▶ **EXERCISE**
Report only the number of lines in this material that include "종목별당일손익".
++++ TASK MATERIAL
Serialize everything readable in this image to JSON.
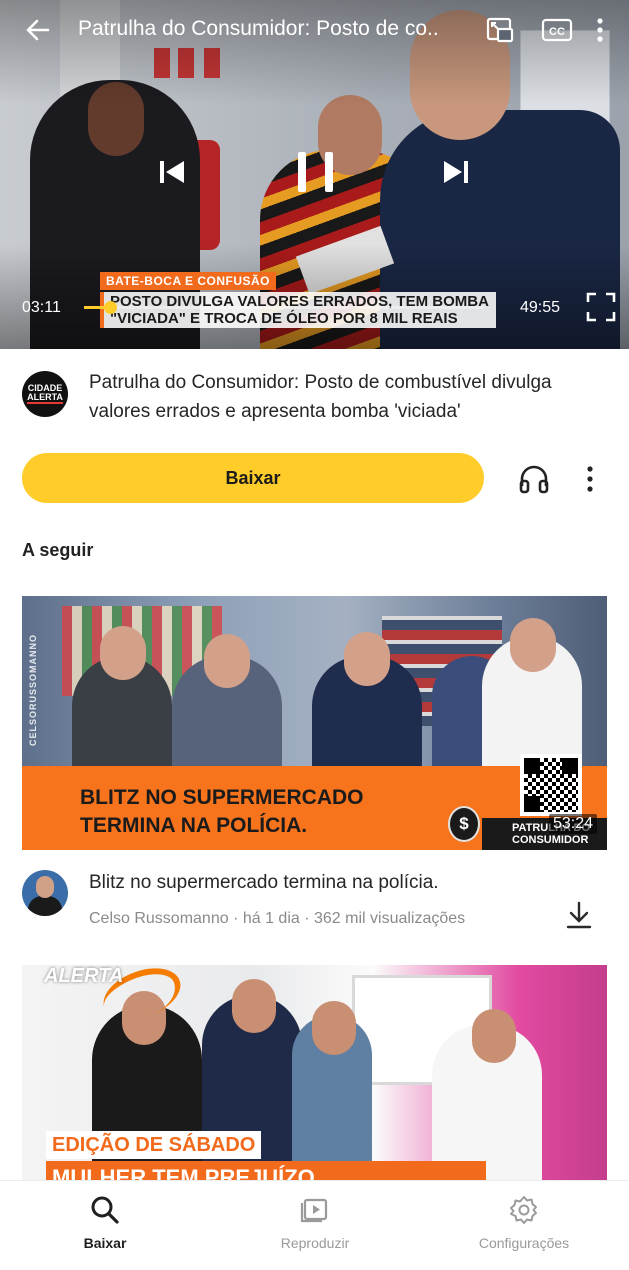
{
  "player": {
    "title": "Patrulha do Consumidor: Posto de co..",
    "current_time": "03:11",
    "duration": "49:55",
    "progress": 0.064,
    "overlay": {
      "kicker": "BATE-BOCA E CONFUSÃO",
      "headline": "POSTO DIVULGA VALORES ERRADOS, TEM BOMBA \"VICIADA\" E TROCA DE ÓLEO POR 8 MIL REAIS"
    }
  },
  "video": {
    "channel_logo_line1": "CIDADE",
    "channel_logo_line2": "ALERTA",
    "title": "Patrulha do Consumidor: Posto de combustível divulga valores errados e apresenta bomba 'viciada'",
    "download_label": "Baixar"
  },
  "up_next_label": "A seguir",
  "up_next": [
    {
      "thumb_headline": "BLITZ NO SUPERMERCADO TERMINA NA POLÍCIA.",
      "thumb_channel": "CELSORUSSOMANNO",
      "thumb_badge": "PATRULHA DO CONSUMIDOR",
      "duration": "53:24",
      "title": "Blitz no supermercado termina na polícia.",
      "meta": "Celso Russomanno · há 1 dia · 362 mil visualizações"
    },
    {
      "thumb_logo": "ALERTA",
      "thumb_kicker": "EDIÇÃO DE SÁBADO",
      "thumb_headline": "MULHER TEM PREJUÍZO"
    }
  ],
  "nav": [
    {
      "label": "Baixar",
      "icon": "search-icon",
      "active": true
    },
    {
      "label": "Reproduzir",
      "icon": "play-library-icon",
      "active": false
    },
    {
      "label": "Configurações",
      "icon": "gear-icon",
      "active": false
    }
  ],
  "colors": {
    "accent": "#ffcc29",
    "news_orange": "#f26b1d",
    "nav_inactive": "#9a9a9a"
  }
}
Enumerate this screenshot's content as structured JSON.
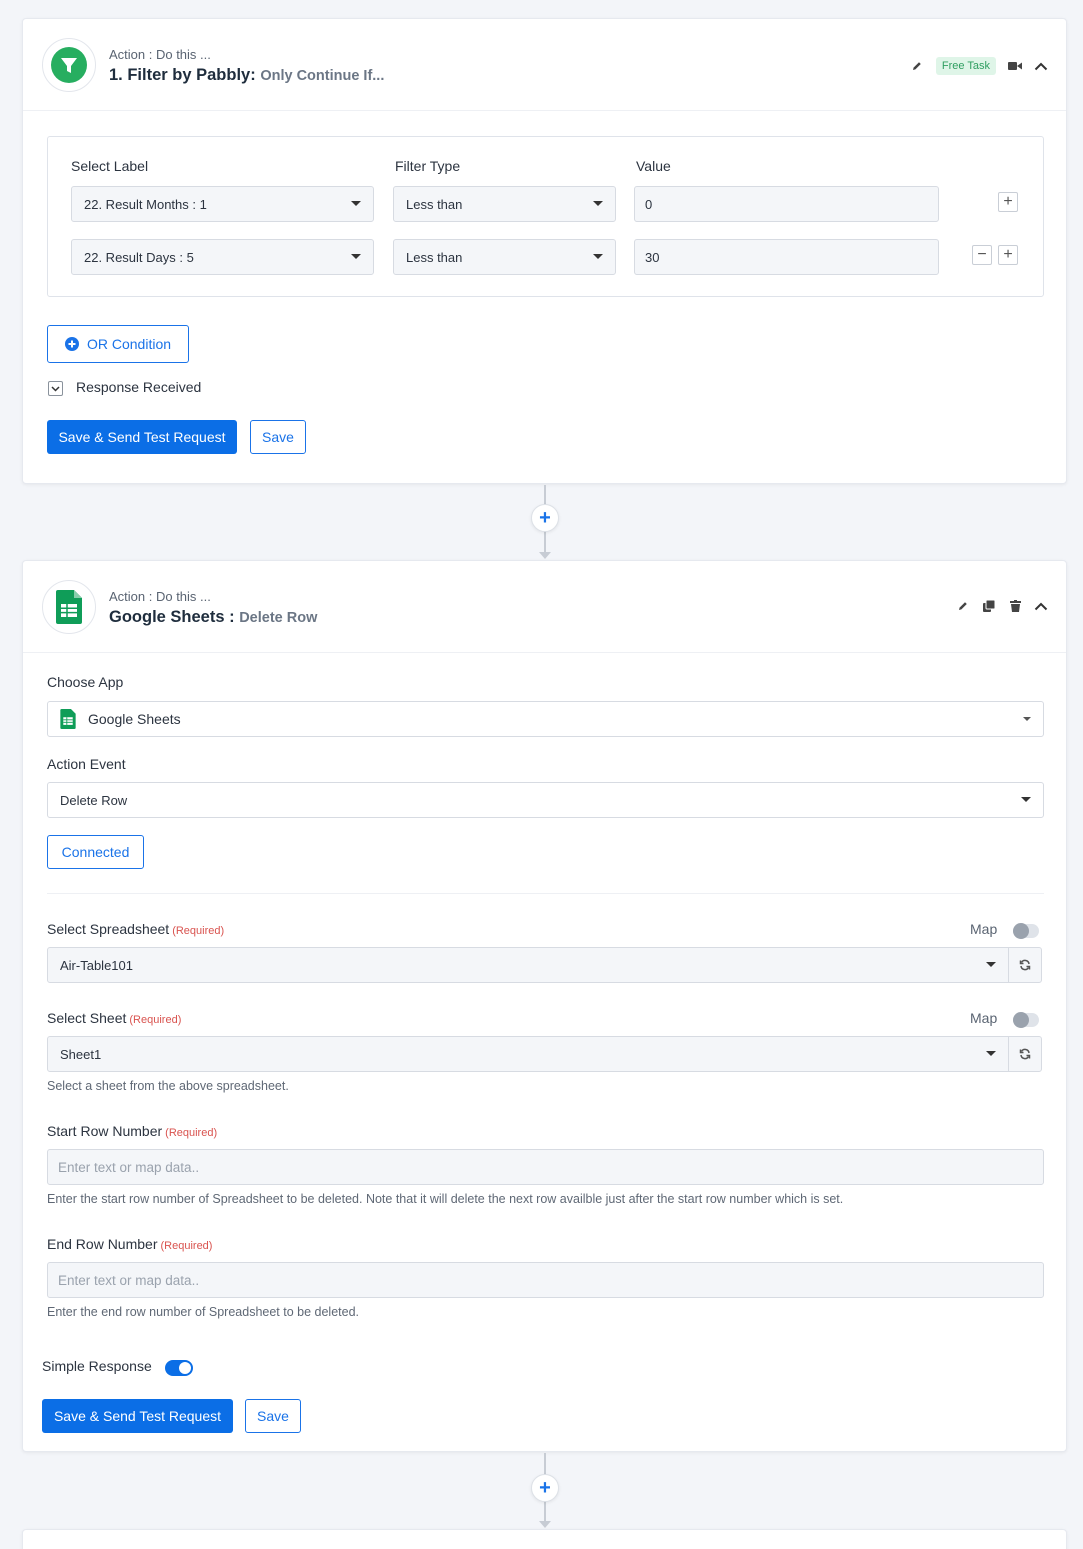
{
  "step1": {
    "subtitle": "Action : Do this ...",
    "title": "1. Filter by Pabbly:",
    "title_detail": "Only Continue If...",
    "badge": "Free Task",
    "headers": {
      "label": "Select Label",
      "type": "Filter Type",
      "value": "Value"
    },
    "rows": [
      {
        "label": "22. Result Months : 1",
        "type": "Less than",
        "value": "0"
      },
      {
        "label": "22. Result Days : 5",
        "type": "Less than",
        "value": "30"
      }
    ],
    "or_condition": "OR Condition",
    "response_received": "Response Received",
    "save_send": "Save & Send Test Request",
    "save": "Save"
  },
  "step2": {
    "subtitle": "Action : Do this ...",
    "title": "Google Sheets :",
    "title_detail": "Delete Row",
    "choose_app_label": "Choose App",
    "choose_app_value": "Google Sheets",
    "action_event_label": "Action Event",
    "action_event_value": "Delete Row",
    "connected": "Connected",
    "required": "(Required)",
    "map": "Map",
    "spreadsheet_label": "Select Spreadsheet",
    "spreadsheet_value": "Air-Table101",
    "sheet_label": "Select Sheet",
    "sheet_value": "Sheet1",
    "sheet_help": "Select a sheet from the above spreadsheet.",
    "start_row_label": "Start Row Number",
    "start_row_placeholder": "Enter text or map data..",
    "start_row_help": "Enter the start row number of Spreadsheet to be deleted. Note that it will delete the next row availble just after the start row number which is set.",
    "end_row_label": "End Row Number",
    "end_row_placeholder": "Enter text or map data..",
    "end_row_help": "Enter the end row number of Spreadsheet to be deleted.",
    "simple_response": "Simple Response",
    "save_send": "Save & Send Test Request",
    "save": "Save"
  },
  "colors": {
    "accent": "#0b6ee6",
    "pabbly_green": "#27ae60",
    "sheets_green": "#0f9d58",
    "required": "#d9534f"
  },
  "icons": [
    "filter-icon",
    "pencil-icon",
    "video-icon",
    "chevron-up-icon",
    "plus-icon",
    "minus-icon",
    "plus-circle-icon",
    "checkbox-icon",
    "sheets-icon",
    "copy-icon",
    "trash-icon",
    "refresh-icon",
    "dropdown-caret-icon"
  ]
}
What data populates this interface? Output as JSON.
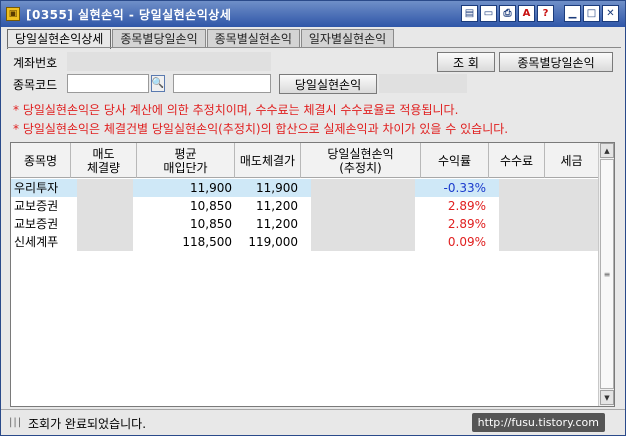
{
  "window": {
    "title": "[0355] 실현손익 - 당일실현손익상세",
    "controls": [
      {
        "name": "layout-icon",
        "glyph": "▤"
      },
      {
        "name": "window-icon",
        "glyph": "▭"
      },
      {
        "name": "print-icon",
        "glyph": "⎙"
      },
      {
        "name": "font-icon",
        "glyph": "A"
      },
      {
        "name": "help-icon",
        "glyph": "?"
      },
      {
        "name": "minimize-icon",
        "glyph": "▁"
      },
      {
        "name": "maximize-icon",
        "glyph": "□"
      },
      {
        "name": "close-icon",
        "glyph": "✕"
      }
    ]
  },
  "tabs": [
    {
      "label": "당일실현손익상세",
      "active": true
    },
    {
      "label": "종목별당일손익",
      "active": false
    },
    {
      "label": "종목별실현손익",
      "active": false
    },
    {
      "label": "일자별실현손익",
      "active": false
    }
  ],
  "form": {
    "account_label": "계좌번호",
    "account_value": "",
    "stock_label": "종목코드",
    "stock_value": "",
    "stock_name_value": "",
    "search_button": "조 회",
    "per_stock_button": "종목별당일손익",
    "realized_button": "당일실현손익",
    "realized_value": ""
  },
  "notices": [
    "* 당일실현손익은 당사 계산에 의한 추정치이며, 수수료는 체결시 수수료율로 적용됩니다.",
    "* 당일실현손익은 체결건별 당일실현손익(추정치)의 합산으로 실제손익과 차이가 있을 수 있습니다."
  ],
  "table": {
    "headers": [
      "종목명",
      "매도\n체결량",
      "평균\n매입단가",
      "매도체결가",
      "당일실현손익\n(추정치)",
      "수익률",
      "수수료",
      "세금"
    ],
    "rows": [
      {
        "name": "우리투자",
        "qty": "",
        "avg_price": "11,900",
        "sell_price": "11,900",
        "pnl": "",
        "rate": "-0.33%",
        "fee": "",
        "tax": "",
        "selected": true
      },
      {
        "name": "교보증권",
        "qty": "",
        "avg_price": "10,850",
        "sell_price": "11,200",
        "pnl": "",
        "rate": "2.89%",
        "fee": "",
        "tax": "",
        "selected": false
      },
      {
        "name": "교보증권",
        "qty": "",
        "avg_price": "10,850",
        "sell_price": "11,200",
        "pnl": "",
        "rate": "2.89%",
        "fee": "",
        "tax": "",
        "selected": false
      },
      {
        "name": "신세계푸",
        "qty": "",
        "avg_price": "118,500",
        "sell_price": "119,000",
        "pnl": "",
        "rate": "0.09%",
        "fee": "",
        "tax": "",
        "selected": false
      }
    ]
  },
  "status": {
    "message": "조회가 완료되었습니다.",
    "watermark": "http://fusu.tistory.com"
  },
  "colors": {
    "title_bar": "#2f56a8",
    "notice": "#e02020",
    "positive": "#e02020",
    "negative": "#1a3acc",
    "selected_row": "#cfe8f7",
    "masked": "#e0e0e0"
  }
}
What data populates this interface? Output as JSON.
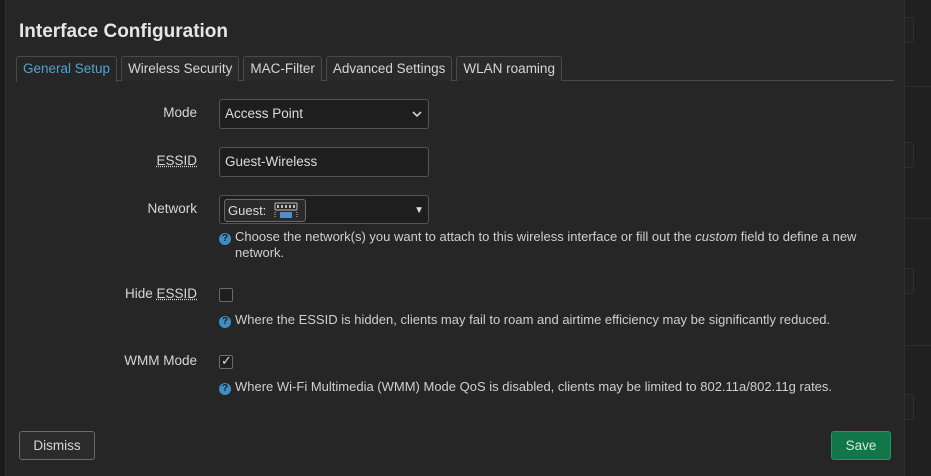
{
  "title": "Interface Configuration",
  "tabs": [
    {
      "label": "General Setup",
      "active": true
    },
    {
      "label": "Wireless Security",
      "active": false
    },
    {
      "label": "MAC-Filter",
      "active": false
    },
    {
      "label": "Advanced Settings",
      "active": false
    },
    {
      "label": "WLAN roaming",
      "active": false
    }
  ],
  "mode": {
    "label": "Mode",
    "value": "Access Point"
  },
  "essid": {
    "label": "ESSID",
    "value": "Guest-Wireless"
  },
  "network": {
    "label": "Network",
    "selected": "Guest:",
    "help_before": "Choose the network(s) you want to attach to this wireless interface or fill out the ",
    "help_em": "custom",
    "help_after": " field to define a new",
    "help_line2": "network."
  },
  "hide_essid": {
    "label": "Hide ESSID",
    "checked": false,
    "help": "Where the ESSID is hidden, clients may fail to roam and airtime efficiency may be significantly reduced."
  },
  "wmm_mode": {
    "label": "WMM Mode",
    "checked": true,
    "help": "Where Wi-Fi Multimedia (WMM) Mode QoS is disabled, clients may be limited to 802.11a/802.11g rates."
  },
  "buttons": {
    "dismiss": "Dismiss",
    "save": "Save"
  },
  "colors": {
    "accent": "#4fa3d1",
    "save": "#11774a",
    "help_icon": "#3b8fc4"
  }
}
++++++++
▶ **SOLUTION TO THE EXERCISE**
2